## PROMPT
Each entry must be restated exactly as it appears.

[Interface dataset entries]

# # #

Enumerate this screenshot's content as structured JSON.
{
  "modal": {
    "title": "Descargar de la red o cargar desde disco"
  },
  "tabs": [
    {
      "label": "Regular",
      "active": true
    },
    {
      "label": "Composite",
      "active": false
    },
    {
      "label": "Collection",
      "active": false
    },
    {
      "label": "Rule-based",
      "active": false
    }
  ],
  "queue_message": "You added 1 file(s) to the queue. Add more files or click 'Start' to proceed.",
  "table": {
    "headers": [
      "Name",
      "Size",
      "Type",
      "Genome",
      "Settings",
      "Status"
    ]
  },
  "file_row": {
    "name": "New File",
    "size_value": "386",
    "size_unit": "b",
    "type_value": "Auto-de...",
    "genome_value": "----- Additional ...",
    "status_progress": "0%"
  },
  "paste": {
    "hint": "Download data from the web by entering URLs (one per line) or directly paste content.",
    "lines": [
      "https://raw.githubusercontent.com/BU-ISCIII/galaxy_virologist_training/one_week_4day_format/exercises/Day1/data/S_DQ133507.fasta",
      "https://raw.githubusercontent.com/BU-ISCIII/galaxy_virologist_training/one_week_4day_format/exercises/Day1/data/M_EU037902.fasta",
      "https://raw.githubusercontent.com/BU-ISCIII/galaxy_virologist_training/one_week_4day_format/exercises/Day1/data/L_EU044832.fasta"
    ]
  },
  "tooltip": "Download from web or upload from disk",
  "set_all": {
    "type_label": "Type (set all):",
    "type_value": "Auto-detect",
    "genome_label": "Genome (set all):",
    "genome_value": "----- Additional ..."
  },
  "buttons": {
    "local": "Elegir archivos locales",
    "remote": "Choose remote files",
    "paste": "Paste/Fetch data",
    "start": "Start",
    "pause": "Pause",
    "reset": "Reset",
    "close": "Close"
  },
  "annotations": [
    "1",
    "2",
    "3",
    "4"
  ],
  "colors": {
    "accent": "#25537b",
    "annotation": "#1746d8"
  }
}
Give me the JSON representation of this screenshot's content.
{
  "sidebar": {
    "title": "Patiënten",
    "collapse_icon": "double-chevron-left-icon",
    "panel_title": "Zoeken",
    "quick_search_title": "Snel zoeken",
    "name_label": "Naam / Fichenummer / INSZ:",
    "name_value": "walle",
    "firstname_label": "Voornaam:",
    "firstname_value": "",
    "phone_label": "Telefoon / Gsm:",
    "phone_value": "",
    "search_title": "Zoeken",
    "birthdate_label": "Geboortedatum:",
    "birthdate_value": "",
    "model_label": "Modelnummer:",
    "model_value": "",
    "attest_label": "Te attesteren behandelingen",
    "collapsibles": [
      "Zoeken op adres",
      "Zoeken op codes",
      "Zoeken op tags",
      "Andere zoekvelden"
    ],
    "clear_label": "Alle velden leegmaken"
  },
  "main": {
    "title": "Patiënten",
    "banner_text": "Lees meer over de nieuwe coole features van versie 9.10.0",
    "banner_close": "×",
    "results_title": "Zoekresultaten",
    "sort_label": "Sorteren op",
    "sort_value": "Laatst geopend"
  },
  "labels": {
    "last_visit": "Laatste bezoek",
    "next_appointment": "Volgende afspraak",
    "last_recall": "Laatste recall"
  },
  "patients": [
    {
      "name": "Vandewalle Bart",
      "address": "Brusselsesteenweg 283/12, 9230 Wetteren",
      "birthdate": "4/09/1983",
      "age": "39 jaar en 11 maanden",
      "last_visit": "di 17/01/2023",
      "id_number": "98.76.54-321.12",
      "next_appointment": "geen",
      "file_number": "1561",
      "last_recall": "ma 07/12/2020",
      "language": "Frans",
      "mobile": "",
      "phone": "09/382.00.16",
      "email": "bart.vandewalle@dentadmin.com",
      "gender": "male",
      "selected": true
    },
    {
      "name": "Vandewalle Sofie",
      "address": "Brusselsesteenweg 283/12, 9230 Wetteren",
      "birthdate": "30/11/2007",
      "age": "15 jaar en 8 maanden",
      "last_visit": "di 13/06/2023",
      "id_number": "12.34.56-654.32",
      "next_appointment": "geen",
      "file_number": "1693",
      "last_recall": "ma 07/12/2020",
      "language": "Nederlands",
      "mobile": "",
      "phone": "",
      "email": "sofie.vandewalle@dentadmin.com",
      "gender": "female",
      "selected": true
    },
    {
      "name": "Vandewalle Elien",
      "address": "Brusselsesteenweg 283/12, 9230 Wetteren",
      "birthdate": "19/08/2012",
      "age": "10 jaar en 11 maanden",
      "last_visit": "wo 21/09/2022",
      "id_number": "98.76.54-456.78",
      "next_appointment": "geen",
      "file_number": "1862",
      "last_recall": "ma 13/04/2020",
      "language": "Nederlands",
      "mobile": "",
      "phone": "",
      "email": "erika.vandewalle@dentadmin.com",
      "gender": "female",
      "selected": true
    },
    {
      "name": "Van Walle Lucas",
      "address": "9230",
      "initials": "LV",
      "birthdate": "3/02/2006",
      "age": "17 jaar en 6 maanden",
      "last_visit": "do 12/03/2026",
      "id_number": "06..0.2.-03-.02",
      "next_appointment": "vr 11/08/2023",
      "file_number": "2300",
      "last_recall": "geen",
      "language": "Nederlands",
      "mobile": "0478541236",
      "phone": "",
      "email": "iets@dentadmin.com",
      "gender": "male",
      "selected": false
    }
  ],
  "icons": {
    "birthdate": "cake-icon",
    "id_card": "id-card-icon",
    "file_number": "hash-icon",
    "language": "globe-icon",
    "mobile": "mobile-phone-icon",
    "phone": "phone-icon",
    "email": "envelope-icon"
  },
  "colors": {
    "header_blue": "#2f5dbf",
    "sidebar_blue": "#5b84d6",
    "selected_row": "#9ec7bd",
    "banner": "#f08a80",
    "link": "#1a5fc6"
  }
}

# # #

## TASK SOLUTION
Enumerate this screenshot's content as structured JSON.
{
  "modal": {
    "title": "Descargar de la red o cargar desde disco"
  },
  "tabs": [
    {
      "label": "Regular",
      "active": true
    },
    {
      "label": "Composite",
      "active": false
    },
    {
      "label": "Collection",
      "active": false
    },
    {
      "label": "Rule-based",
      "active": false
    }
  ],
  "queue_message": "You added 1 file(s) to the queue. Add more files or click 'Start' to proceed.",
  "table": {
    "headers": [
      "Name",
      "Size",
      "Type",
      "Genome",
      "Settings",
      "Status"
    ]
  },
  "file_row": {
    "name": "New File",
    "size_value": "386",
    "size_unit": "b",
    "type_value": "Auto-de...",
    "genome_value": "----- Additional ...",
    "status_progress": "0%"
  },
  "paste": {
    "hint": "Download data from the web by entering URLs (one per line) or directly paste content.",
    "lines": [
      "https://raw.githubusercontent.com/BU-ISCIII/galaxy_virologist_training/one_week_4day_format/exercises/Day1/data/S_DQ133507.fasta",
      "https://raw.githubusercontent.com/BU-ISCIII/galaxy_virologist_training/one_week_4day_format/exercises/Day1/data/M_EU037902.fasta",
      "https://raw.githubusercontent.com/BU-ISCIII/galaxy_virologist_training/one_week_4day_format/exercises/Day1/data/L_EU044832.fasta"
    ]
  },
  "tooltip": "Download from web or upload from disk",
  "set_all": {
    "type_label": "Type (set all):",
    "type_value": "Auto-detect",
    "genome_label": "Genome (set all):",
    "genome_value": "----- Additional ..."
  },
  "buttons": {
    "local": "Elegir archivos locales",
    "remote": "Choose remote files",
    "paste": "Paste/Fetch data",
    "start": "Start",
    "pause": "Pause",
    "reset": "Reset",
    "close": "Close"
  },
  "annotations": [
    "1",
    "2",
    "3",
    "4"
  ],
  "colors": {
    "accent": "#25537b",
    "annotation": "#1746d8"
  }
}
Give me the JSON representation of this screenshot's content.
{
  "sidebar": {
    "title": "Patiënten",
    "collapse_icon": "double-chevron-left-icon",
    "panel_title": "Zoeken",
    "quick_search_title": "Snel zoeken",
    "name_label": "Naam / Fichenummer / INSZ:",
    "name_value": "walle",
    "firstname_label": "Voornaam:",
    "firstname_value": "",
    "phone_label": "Telefoon / Gsm:",
    "phone_value": "",
    "search_title": "Zoeken",
    "birthdate_label": "Geboortedatum:",
    "birthdate_value": "",
    "model_label": "Modelnummer:",
    "model_value": "",
    "attest_label": "Te attesteren behandelingen",
    "collapsibles": [
      "Zoeken op adres",
      "Zoeken op codes",
      "Zoeken op tags",
      "Andere zoekvelden"
    ],
    "clear_label": "Alle velden leegmaken"
  },
  "main": {
    "title": "Patiënten",
    "banner_text": "Lees meer over de nieuwe coole features van versie 9.10.0",
    "banner_close": "×",
    "results_title": "Zoekresultaten",
    "sort_label": "Sorteren op",
    "sort_value": "Laatst geopend"
  },
  "labels": {
    "last_visit": "Laatste bezoek",
    "next_appointment": "Volgende afspraak",
    "last_recall": "Laatste recall"
  },
  "patients": [
    {
      "name": "Vandewalle Bart",
      "address": "Brusselsesteenweg 283/12, 9230 Wetteren",
      "birthdate": "4/09/1983",
      "age": "39 jaar en 11 maanden",
      "last_visit": "di 17/01/2023",
      "id_number": "98.76.54-321.12",
      "next_appointment": "geen",
      "file_number": "1561",
      "last_recall": "ma 07/12/2020",
      "language": "Frans",
      "mobile": "",
      "phone": "09/382.00.16",
      "email": "bart.vandewalle@dentadmin.com",
      "gender": "male",
      "selected": true
    },
    {
      "name": "Vandewalle Sofie",
      "address": "Brusselsesteenweg 283/12, 9230 Wetteren",
      "birthdate": "30/11/2007",
      "age": "15 jaar en 8 maanden",
      "last_visit": "di 13/06/2023",
      "id_number": "12.34.56-654.32",
      "next_appointment": "geen",
      "file_number": "1693",
      "last_recall": "ma 07/12/2020",
      "language": "Nederlands",
      "mobile": "",
      "phone": "",
      "email": "sofie.vandewalle@dentadmin.com",
      "gender": "female",
      "selected": true
    },
    {
      "name": "Vandewalle Elien",
      "address": "Brusselsesteenweg 283/12, 9230 Wetteren",
      "birthdate": "19/08/2012",
      "age": "10 jaar en 11 maanden",
      "last_visit": "wo 21/09/2022",
      "id_number": "98.76.54-456.78",
      "next_appointment": "geen",
      "file_number": "1862",
      "last_recall": "ma 13/04/2020",
      "language": "Nederlands",
      "mobile": "",
      "phone": "",
      "email": "erika.vandewalle@dentadmin.com",
      "gender": "female",
      "selected": true
    },
    {
      "name": "Van Walle Lucas",
      "address": "9230",
      "initials": "LV",
      "birthdate": "3/02/2006",
      "age": "17 jaar en 6 maanden",
      "last_visit": "do 12/03/2026",
      "id_number": "06..0.2.-03-.02",
      "next_appointment": "vr 11/08/2023",
      "file_number": "2300",
      "last_recall": "geen",
      "language": "Nederlands",
      "mobile": "0478541236",
      "phone": "",
      "email": "iets@dentadmin.com",
      "gender": "male",
      "selected": false
    }
  ],
  "icons": {
    "birthdate": "cake-icon",
    "id_card": "id-card-icon",
    "file_number": "hash-icon",
    "language": "globe-icon",
    "mobile": "mobile-phone-icon",
    "phone": "phone-icon",
    "email": "envelope-icon"
  },
  "colors": {
    "header_blue": "#2f5dbf",
    "sidebar_blue": "#5b84d6",
    "selected_row": "#9ec7bd",
    "banner": "#f08a80",
    "link": "#1a5fc6"
  }
}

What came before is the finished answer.